Source records:
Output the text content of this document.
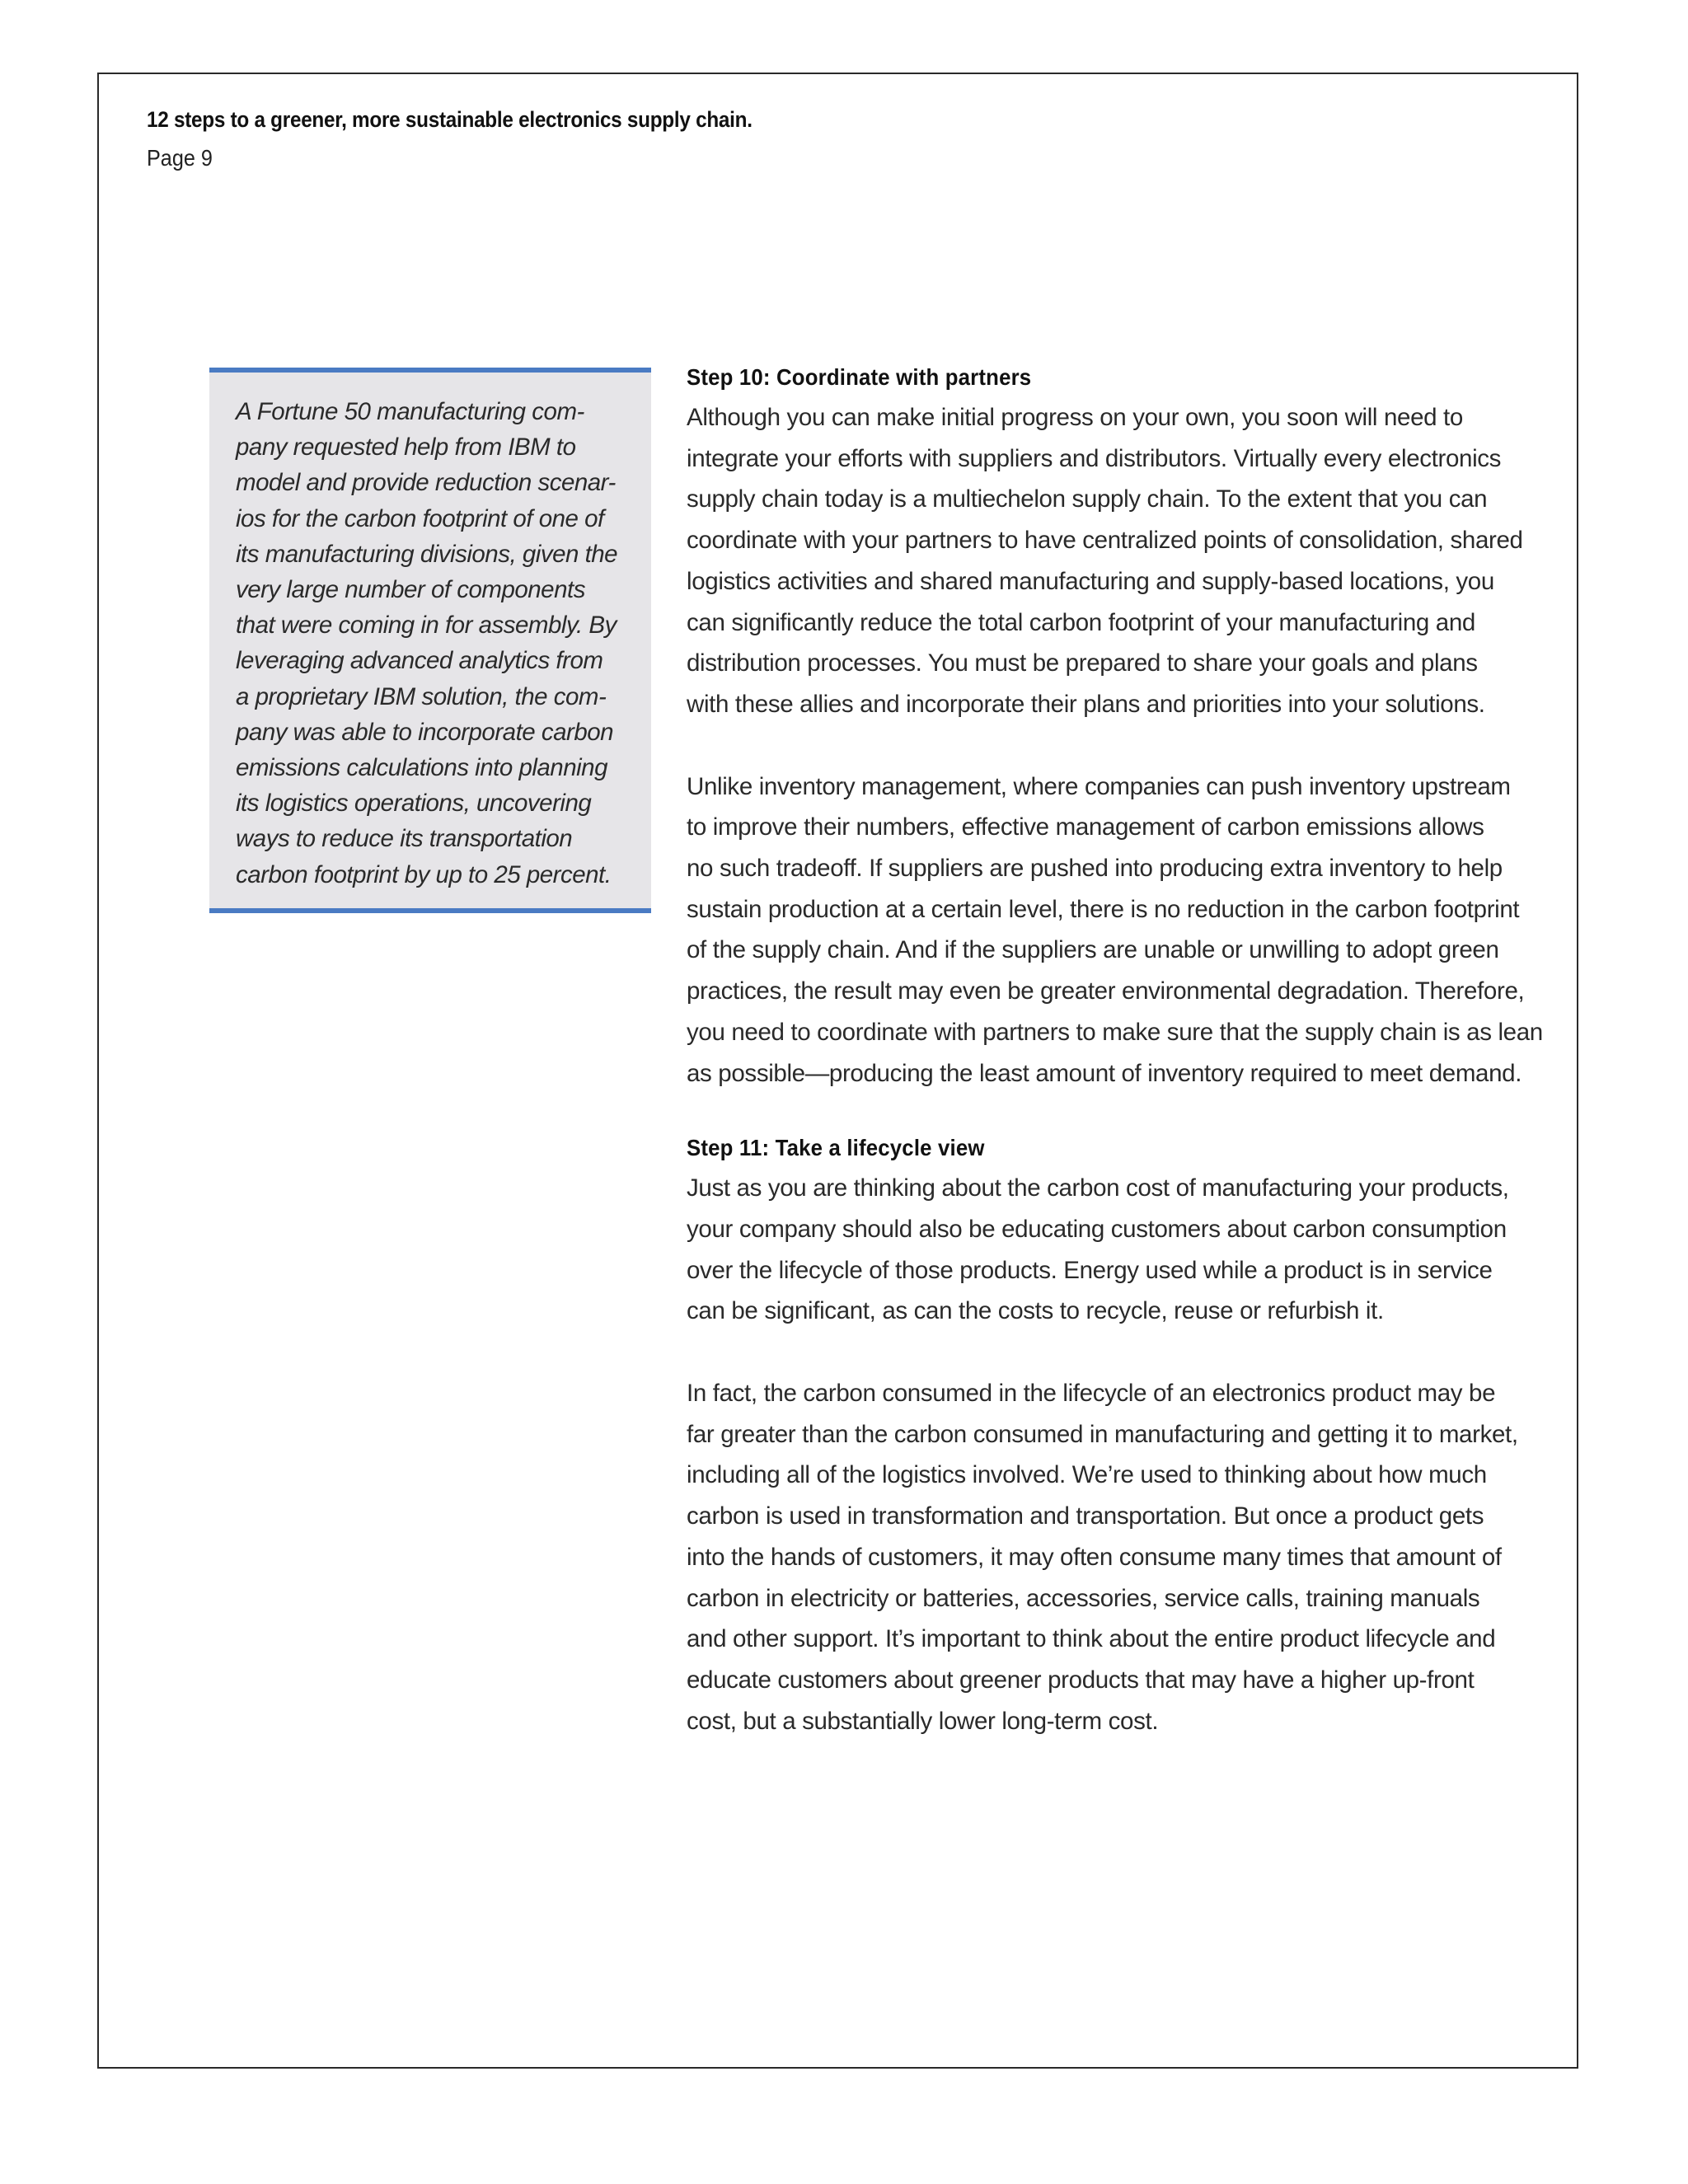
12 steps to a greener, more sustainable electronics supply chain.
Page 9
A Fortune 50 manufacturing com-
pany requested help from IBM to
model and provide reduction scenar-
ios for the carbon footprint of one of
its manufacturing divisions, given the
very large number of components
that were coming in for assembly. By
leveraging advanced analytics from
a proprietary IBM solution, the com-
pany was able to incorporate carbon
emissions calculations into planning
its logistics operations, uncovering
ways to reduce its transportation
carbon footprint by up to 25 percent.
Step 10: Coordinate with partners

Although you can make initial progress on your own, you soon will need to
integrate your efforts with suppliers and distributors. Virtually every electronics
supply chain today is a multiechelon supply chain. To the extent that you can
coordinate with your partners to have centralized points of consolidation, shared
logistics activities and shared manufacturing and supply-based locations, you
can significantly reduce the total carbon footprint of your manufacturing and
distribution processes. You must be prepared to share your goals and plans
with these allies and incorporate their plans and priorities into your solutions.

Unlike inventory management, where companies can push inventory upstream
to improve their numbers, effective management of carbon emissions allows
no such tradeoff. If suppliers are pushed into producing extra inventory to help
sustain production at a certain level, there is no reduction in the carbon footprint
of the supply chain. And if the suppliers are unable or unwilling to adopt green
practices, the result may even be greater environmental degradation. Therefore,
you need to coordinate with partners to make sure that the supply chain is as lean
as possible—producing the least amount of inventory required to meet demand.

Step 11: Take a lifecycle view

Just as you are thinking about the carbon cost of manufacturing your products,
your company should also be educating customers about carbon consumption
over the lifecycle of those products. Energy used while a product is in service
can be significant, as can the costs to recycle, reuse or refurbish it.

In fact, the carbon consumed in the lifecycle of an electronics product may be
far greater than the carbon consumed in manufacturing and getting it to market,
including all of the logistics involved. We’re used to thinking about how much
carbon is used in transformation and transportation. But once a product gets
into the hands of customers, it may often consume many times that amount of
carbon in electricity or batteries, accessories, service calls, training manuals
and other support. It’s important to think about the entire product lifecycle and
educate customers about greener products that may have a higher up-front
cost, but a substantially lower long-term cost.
--
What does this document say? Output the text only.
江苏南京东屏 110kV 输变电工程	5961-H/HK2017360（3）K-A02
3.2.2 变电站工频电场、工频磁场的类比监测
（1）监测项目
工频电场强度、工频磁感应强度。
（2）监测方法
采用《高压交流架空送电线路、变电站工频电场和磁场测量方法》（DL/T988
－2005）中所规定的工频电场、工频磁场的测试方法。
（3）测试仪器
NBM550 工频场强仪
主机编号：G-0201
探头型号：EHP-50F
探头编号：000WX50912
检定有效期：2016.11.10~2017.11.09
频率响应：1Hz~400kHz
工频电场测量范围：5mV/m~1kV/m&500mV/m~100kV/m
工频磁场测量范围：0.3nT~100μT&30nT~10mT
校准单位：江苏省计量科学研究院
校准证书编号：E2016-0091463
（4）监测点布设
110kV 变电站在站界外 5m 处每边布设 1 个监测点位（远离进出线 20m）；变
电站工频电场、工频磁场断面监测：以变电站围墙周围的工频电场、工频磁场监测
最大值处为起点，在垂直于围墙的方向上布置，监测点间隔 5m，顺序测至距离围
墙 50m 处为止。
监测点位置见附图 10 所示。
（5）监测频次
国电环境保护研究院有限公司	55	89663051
==
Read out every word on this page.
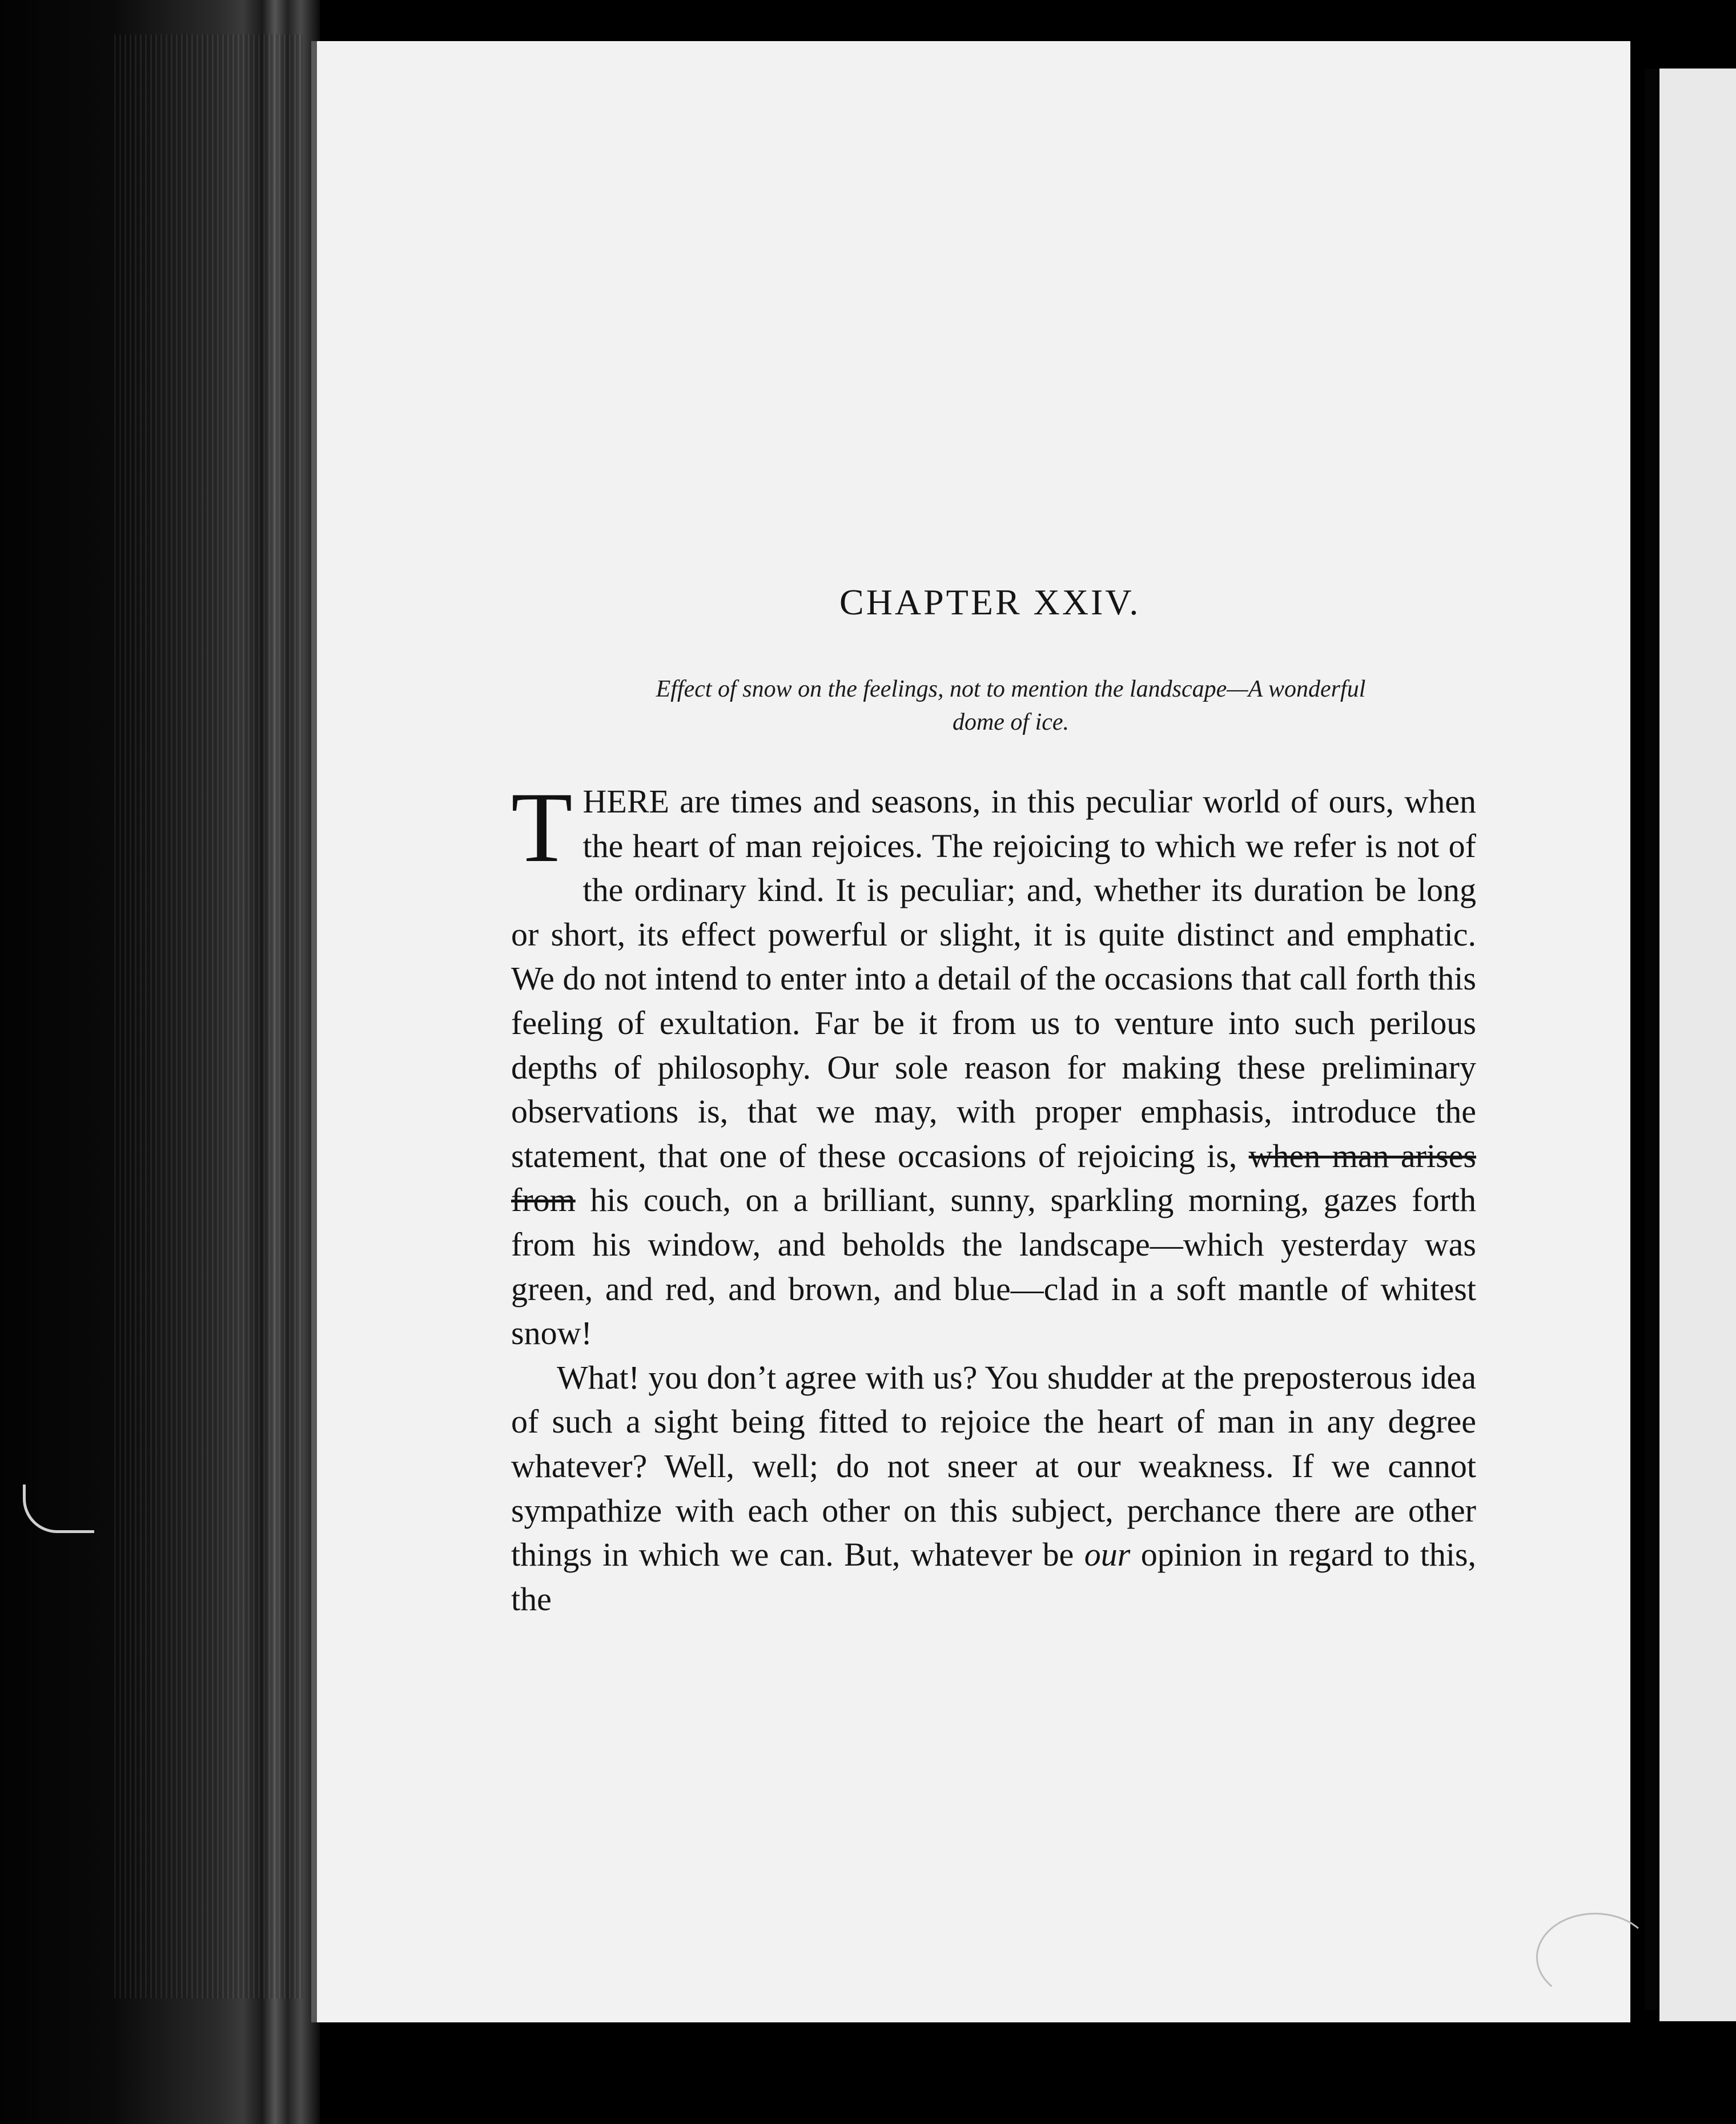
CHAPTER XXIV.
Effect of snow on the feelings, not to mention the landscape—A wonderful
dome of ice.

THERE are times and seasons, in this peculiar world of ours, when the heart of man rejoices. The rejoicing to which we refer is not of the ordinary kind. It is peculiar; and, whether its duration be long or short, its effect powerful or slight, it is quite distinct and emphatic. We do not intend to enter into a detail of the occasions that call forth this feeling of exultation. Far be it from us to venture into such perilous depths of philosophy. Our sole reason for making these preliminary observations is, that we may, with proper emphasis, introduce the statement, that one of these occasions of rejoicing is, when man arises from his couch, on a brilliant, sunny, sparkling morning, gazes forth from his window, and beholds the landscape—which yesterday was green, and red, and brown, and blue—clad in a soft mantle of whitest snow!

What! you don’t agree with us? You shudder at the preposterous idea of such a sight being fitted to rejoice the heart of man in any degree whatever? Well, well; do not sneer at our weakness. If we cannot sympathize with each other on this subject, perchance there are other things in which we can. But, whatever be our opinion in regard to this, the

» **Work to complete**: Which lines in the data above contain "suppliers"? Show each one.

» **Response to the exercise**:
integrate your efforts with suppliers and distributors. Virtually every electronics
no such tradeoff. If suppliers are pushed into producing extra inventory to help
of the supply chain. And if the suppliers are unable or unwilling to adopt green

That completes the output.